## Entries:
════════════════════

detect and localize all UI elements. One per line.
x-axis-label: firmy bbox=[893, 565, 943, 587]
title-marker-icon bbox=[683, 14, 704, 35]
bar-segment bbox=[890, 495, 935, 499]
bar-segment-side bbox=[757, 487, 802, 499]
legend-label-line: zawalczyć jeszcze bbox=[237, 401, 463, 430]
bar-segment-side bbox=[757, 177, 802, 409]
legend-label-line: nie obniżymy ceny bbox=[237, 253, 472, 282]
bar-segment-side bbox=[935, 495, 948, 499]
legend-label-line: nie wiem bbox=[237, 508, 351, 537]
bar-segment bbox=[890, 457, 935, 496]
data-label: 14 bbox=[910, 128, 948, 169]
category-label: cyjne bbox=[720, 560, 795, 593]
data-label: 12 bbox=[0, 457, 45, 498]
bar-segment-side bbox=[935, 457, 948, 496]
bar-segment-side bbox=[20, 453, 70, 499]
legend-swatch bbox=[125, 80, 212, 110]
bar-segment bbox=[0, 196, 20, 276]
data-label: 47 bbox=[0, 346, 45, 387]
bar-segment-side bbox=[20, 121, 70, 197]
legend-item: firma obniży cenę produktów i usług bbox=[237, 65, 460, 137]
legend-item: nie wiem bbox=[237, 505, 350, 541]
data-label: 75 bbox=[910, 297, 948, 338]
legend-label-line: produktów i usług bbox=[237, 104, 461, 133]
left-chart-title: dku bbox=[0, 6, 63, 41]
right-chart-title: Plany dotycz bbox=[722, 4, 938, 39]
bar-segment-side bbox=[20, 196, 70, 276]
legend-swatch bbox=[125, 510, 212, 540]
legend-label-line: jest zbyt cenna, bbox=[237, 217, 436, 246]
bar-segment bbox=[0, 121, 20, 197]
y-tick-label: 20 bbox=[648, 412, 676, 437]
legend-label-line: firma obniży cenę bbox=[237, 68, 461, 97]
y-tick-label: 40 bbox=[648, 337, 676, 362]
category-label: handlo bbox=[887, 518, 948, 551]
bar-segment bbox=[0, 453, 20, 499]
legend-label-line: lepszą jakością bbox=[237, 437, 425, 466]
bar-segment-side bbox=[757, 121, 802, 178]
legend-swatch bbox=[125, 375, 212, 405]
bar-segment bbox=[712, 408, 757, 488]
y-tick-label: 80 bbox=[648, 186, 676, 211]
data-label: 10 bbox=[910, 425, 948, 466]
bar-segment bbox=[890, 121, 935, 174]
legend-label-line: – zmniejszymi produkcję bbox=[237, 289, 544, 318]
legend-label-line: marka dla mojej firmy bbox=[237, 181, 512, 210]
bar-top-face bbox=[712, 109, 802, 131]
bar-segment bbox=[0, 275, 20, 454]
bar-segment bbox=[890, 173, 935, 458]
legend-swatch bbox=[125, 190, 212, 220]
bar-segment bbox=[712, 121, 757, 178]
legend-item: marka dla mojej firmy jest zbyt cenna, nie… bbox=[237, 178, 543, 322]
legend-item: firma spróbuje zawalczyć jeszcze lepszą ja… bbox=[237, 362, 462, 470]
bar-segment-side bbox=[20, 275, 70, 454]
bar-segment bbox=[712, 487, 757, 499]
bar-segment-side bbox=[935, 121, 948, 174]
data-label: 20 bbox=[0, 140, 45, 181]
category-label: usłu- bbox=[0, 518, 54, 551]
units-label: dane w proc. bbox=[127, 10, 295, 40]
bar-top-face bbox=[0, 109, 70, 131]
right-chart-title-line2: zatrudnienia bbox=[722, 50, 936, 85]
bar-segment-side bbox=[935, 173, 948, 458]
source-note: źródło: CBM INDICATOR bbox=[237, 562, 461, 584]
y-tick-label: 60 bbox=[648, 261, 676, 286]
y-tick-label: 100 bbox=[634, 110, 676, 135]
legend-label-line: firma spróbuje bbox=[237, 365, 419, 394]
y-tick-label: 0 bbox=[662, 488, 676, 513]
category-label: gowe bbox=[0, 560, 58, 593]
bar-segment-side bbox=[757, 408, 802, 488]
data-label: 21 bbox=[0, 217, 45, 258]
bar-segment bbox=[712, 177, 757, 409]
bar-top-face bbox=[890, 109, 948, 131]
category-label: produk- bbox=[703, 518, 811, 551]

════════════════════

## Goal:
Reproduce the listing above word for word and line by line, in its original order.

## Problem solution:
detect and localize all UI elements. One per line.
x-axis-label: firmy bbox=[893, 565, 943, 587]
title-marker-icon bbox=[683, 14, 704, 35]
bar-segment bbox=[890, 495, 935, 499]
bar-segment-side bbox=[757, 487, 802, 499]
legend-label-line: zawalczyć jeszcze bbox=[237, 401, 463, 430]
bar-segment-side bbox=[757, 177, 802, 409]
legend-label-line: nie obniżymy ceny bbox=[237, 253, 472, 282]
bar-segment-side bbox=[935, 495, 948, 499]
legend-label-line: nie wiem bbox=[237, 508, 351, 537]
bar-segment bbox=[890, 457, 935, 496]
data-label: 14 bbox=[910, 128, 948, 169]
category-label: cyjne bbox=[720, 560, 795, 593]
data-label: 12 bbox=[0, 457, 45, 498]
bar-segment-side bbox=[935, 457, 948, 496]
bar-segment-side bbox=[20, 453, 70, 499]
legend-swatch bbox=[125, 80, 212, 110]
bar-segment bbox=[0, 196, 20, 276]
data-label: 47 bbox=[0, 346, 45, 387]
bar-segment-side bbox=[20, 121, 70, 197]
legend-item: firma obniży cenę produktów i usług bbox=[237, 65, 460, 137]
legend-item: nie wiem bbox=[237, 505, 350, 541]
data-label: 75 bbox=[910, 297, 948, 338]
legend-label-line: produktów i usług bbox=[237, 104, 461, 133]
left-chart-title: dku bbox=[0, 6, 63, 41]
right-chart-title: Plany dotycz bbox=[722, 4, 938, 39]
bar-segment-side bbox=[20, 196, 70, 276]
legend-swatch bbox=[125, 510, 212, 540]
legend-label-line: jest zbyt cenna, bbox=[237, 217, 436, 246]
bar-segment bbox=[0, 121, 20, 197]
y-tick-label: 20 bbox=[648, 412, 676, 437]
legend-label-line: firma obniży cenę bbox=[237, 68, 461, 97]
y-tick-label: 40 bbox=[648, 337, 676, 362]
category-label: handlo bbox=[887, 518, 948, 551]
bar-segment bbox=[0, 453, 20, 499]
legend-label-line: lepszą jakością bbox=[237, 437, 425, 466]
bar-segment-side bbox=[757, 121, 802, 178]
legend-swatch bbox=[125, 375, 212, 405]
bar-segment bbox=[712, 408, 757, 488]
y-tick-label: 80 bbox=[648, 186, 676, 211]
data-label: 10 bbox=[910, 425, 948, 466]
bar-segment bbox=[890, 121, 935, 174]
legend-label-line: – zmniejszymi produkcję bbox=[237, 289, 544, 318]
legend-label-line: marka dla mojej firmy bbox=[237, 181, 512, 210]
bar-top-face bbox=[712, 109, 802, 131]
bar-segment bbox=[0, 275, 20, 454]
bar-segment bbox=[890, 173, 935, 458]
legend-swatch bbox=[125, 190, 212, 220]
bar-segment bbox=[712, 121, 757, 178]
legend-item: marka dla mojej firmy jest zbyt cenna, nie… bbox=[237, 178, 543, 322]
legend-item: firma spróbuje zawalczyć jeszcze lepszą ja… bbox=[237, 362, 462, 470]
bar-segment-side bbox=[20, 275, 70, 454]
bar-segment bbox=[712, 487, 757, 499]
bar-segment-side bbox=[935, 121, 948, 174]
data-label: 20 bbox=[0, 140, 45, 181]
category-label: usłu- bbox=[0, 518, 54, 551]
units-label: dane w proc. bbox=[127, 10, 295, 40]
bar-top-face bbox=[0, 109, 70, 131]
right-chart-title-line2: zatrudnienia bbox=[722, 50, 936, 85]
bar-segment-side bbox=[935, 173, 948, 458]
source-note: źródło: CBM INDICATOR bbox=[237, 562, 461, 584]
y-tick-label: 60 bbox=[648, 261, 676, 286]
y-tick-label: 100 bbox=[634, 110, 676, 135]
legend-label-line: firma spróbuje bbox=[237, 365, 419, 394]
y-tick-label: 0 bbox=[662, 488, 676, 513]
category-label: gowe bbox=[0, 560, 58, 593]
bar-segment-side bbox=[757, 408, 802, 488]
data-label: 21 bbox=[0, 217, 45, 258]
bar-segment bbox=[712, 177, 757, 409]
bar-top-face bbox=[890, 109, 948, 131]
category-label: produk- bbox=[703, 518, 811, 551]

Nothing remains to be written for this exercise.